◆ TASK STATEMENT: Would you restate all the data that follows, word for word?

◆ ENTRIES SUPPLIED:
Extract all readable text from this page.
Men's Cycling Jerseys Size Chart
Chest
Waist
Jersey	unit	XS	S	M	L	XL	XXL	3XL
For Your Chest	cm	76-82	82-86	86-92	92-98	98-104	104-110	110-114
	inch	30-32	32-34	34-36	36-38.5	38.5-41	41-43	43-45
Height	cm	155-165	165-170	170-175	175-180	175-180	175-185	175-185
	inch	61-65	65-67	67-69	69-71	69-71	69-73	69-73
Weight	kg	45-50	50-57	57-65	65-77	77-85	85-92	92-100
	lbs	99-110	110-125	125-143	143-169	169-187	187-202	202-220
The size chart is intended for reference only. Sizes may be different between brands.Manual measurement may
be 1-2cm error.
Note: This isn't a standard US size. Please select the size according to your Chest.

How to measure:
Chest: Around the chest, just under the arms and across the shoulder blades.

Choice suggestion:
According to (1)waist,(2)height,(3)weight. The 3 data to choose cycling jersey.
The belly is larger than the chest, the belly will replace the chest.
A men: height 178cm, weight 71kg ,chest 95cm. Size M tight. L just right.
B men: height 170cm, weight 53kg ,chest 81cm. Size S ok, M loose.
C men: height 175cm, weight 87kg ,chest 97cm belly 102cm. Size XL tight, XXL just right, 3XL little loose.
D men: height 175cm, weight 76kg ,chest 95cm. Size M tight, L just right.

◆ RESULT FOR THIS EXERCISE:
Extract all readable text from this page.
Men's Cycling Jerseys Size Chart
Chest
Waist
Jersey	unit	XS	S	M	L	XL	XXL	3XL
For Your Chest	cm	76-82	82-86	86-92	92-98	98-104	104-110	110-114
	inch	30-32	32-34	34-36	36-38.5	38.5-41	41-43	43-45
Height	cm	155-165	165-170	170-175	175-180	175-180	175-185	175-185
	inch	61-65	65-67	67-69	69-71	69-71	69-73	69-73
Weight	kg	45-50	50-57	57-65	65-77	77-85	85-92	92-100
	lbs	99-110	110-125	125-143	143-169	169-187	187-202	202-220
The size chart is intended for reference only. Sizes may be different between brands.Manual measurement may
be 1-2cm error.
Note: This isn't a standard US size. Please select the size according to your Chest.

How to measure:
Chest: Around the chest, just under the arms and across the shoulder blades.

Choice suggestion:
According to (1)waist,(2)height,(3)weight. The 3 data to choose cycling jersey.
The belly is larger than the chest, the belly will replace the chest.
A men: height 178cm, weight 71kg ,chest 95cm. Size M tight. L just right.
B men: height 170cm, weight 53kg ,chest 81cm. Size S ok, M loose.
C men: height 175cm, weight 87kg ,chest 97cm belly 102cm. Size XL tight, XXL just right, 3XL little loose.
D men: height 175cm, weight 76kg ,chest 95cm. Size M tight, L just right.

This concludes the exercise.